## Records supplied
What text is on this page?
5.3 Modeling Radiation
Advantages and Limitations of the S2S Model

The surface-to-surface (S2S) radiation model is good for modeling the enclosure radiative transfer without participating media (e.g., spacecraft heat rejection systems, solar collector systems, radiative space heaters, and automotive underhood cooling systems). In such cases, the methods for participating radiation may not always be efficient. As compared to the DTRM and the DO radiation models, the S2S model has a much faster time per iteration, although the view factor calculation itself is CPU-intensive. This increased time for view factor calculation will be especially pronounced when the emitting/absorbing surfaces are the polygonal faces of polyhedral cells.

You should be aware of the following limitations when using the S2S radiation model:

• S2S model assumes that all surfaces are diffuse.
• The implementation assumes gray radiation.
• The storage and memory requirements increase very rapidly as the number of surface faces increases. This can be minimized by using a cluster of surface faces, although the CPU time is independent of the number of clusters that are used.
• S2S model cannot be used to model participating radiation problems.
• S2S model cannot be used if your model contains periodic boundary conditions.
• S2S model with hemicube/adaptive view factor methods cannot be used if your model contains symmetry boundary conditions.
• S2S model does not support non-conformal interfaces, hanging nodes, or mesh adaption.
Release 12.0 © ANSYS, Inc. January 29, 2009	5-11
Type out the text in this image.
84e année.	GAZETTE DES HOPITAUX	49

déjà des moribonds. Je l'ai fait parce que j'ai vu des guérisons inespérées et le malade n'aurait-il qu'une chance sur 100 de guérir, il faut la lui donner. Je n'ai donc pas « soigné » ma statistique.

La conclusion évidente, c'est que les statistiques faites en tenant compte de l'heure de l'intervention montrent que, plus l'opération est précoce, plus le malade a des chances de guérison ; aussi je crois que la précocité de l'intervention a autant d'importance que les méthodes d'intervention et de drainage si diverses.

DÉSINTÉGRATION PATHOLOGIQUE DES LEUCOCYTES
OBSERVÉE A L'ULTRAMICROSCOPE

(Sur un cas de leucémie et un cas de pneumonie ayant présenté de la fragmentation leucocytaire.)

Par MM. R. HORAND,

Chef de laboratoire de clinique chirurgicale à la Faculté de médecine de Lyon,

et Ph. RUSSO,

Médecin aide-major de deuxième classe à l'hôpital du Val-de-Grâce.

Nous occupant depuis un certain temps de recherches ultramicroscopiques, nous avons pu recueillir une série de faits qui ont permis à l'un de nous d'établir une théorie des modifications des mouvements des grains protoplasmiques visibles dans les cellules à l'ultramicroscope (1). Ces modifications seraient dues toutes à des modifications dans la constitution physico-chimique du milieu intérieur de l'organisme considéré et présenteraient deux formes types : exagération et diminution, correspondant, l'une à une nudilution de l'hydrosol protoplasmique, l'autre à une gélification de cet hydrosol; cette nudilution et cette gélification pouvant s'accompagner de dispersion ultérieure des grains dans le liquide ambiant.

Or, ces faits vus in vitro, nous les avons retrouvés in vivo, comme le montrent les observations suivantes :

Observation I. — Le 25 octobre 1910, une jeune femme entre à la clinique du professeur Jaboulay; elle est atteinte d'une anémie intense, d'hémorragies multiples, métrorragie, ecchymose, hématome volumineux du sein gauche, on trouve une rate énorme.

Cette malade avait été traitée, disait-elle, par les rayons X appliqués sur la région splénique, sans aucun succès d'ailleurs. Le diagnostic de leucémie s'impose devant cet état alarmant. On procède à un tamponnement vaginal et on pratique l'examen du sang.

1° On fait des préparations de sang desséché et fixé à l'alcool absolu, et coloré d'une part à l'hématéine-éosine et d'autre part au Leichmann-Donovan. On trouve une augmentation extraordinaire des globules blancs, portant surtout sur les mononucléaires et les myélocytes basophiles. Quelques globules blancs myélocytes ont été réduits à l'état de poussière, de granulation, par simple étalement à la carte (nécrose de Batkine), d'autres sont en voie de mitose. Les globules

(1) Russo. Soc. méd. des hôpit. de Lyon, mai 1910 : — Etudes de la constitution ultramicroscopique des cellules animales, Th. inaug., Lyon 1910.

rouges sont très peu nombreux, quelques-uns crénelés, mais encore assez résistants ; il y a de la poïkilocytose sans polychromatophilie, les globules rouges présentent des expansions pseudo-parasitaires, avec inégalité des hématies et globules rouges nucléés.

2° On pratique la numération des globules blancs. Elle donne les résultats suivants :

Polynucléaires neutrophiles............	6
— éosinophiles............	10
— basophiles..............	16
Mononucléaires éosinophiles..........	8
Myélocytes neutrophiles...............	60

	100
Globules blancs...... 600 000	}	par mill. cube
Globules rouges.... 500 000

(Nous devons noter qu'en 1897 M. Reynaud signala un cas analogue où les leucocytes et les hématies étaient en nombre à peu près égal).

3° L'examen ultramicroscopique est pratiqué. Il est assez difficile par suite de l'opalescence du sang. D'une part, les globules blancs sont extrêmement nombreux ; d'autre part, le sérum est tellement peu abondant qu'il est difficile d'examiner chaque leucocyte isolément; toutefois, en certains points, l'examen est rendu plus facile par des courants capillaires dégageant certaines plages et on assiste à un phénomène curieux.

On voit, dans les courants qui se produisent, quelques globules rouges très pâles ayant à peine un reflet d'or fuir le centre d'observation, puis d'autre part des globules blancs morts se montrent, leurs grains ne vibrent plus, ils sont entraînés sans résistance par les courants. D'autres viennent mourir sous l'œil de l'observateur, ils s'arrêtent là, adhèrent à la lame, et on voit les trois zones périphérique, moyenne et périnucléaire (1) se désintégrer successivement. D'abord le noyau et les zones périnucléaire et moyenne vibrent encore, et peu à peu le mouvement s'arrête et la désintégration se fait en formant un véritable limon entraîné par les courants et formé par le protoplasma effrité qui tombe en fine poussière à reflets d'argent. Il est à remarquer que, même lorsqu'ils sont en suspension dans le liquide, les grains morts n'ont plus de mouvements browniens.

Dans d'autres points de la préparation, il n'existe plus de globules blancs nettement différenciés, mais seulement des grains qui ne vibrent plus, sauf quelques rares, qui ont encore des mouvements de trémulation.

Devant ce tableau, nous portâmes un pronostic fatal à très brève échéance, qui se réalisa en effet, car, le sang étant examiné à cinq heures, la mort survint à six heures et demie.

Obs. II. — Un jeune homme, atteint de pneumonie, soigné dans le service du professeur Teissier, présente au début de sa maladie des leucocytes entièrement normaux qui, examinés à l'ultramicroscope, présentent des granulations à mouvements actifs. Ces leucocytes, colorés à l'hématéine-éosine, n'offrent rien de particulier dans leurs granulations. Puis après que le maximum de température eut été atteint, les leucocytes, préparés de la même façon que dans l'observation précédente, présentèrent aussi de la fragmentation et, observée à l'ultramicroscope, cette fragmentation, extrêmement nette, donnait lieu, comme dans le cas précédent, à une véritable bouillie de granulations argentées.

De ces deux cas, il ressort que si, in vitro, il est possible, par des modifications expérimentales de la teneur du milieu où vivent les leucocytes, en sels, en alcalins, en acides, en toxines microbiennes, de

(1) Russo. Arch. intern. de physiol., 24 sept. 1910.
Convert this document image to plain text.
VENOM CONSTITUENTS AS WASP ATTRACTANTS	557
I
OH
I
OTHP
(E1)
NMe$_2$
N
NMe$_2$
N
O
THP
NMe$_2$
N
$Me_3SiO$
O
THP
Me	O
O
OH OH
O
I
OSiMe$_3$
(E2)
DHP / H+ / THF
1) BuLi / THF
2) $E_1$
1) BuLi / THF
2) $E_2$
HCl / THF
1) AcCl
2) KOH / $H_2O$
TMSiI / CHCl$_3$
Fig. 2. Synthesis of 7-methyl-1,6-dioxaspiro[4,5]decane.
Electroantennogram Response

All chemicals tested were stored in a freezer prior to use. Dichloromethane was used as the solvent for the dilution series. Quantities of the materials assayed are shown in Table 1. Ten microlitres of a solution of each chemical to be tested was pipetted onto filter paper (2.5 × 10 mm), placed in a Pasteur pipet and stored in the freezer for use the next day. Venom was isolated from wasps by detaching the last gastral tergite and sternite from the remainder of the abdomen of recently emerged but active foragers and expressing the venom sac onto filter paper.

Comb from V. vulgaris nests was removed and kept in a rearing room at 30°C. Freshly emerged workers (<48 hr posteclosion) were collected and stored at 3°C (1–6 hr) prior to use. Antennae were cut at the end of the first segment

## What you will do
Please count the lines in the data that include the word "assumes" and report the number by itself.

## Answer to this task
2